(Figure record extracts)

>> start

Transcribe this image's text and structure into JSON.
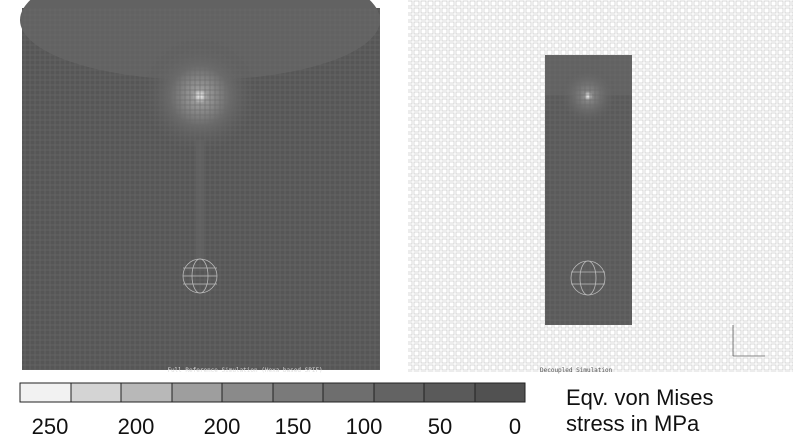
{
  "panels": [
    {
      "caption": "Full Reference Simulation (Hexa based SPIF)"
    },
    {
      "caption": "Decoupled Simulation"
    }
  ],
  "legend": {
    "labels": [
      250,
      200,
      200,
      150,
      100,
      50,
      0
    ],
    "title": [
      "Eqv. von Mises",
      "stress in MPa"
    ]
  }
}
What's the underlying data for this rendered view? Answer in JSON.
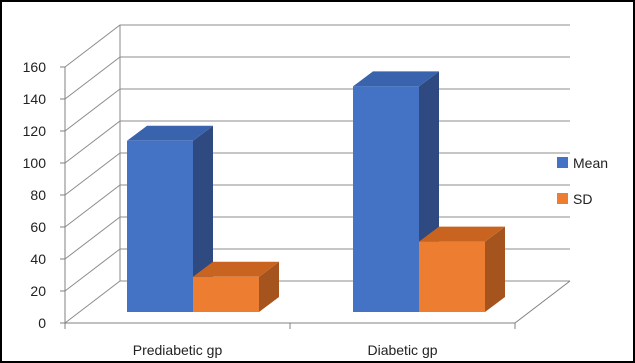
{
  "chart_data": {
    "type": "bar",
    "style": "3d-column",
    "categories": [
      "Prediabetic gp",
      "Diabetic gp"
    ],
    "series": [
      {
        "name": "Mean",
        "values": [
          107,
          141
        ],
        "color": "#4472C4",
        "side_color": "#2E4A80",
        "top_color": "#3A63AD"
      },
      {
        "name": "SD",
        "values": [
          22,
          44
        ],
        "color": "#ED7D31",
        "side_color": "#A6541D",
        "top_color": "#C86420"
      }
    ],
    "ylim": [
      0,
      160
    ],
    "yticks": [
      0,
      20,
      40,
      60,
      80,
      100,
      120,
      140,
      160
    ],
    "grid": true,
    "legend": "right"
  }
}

>> end

What the exercise asks: Extract each line from the listing that holds the word "Simulation".

In response:
      "caption": "Full Reference Simulation (Hexa based SPIF)"
      "caption": "Decoupled Simulation"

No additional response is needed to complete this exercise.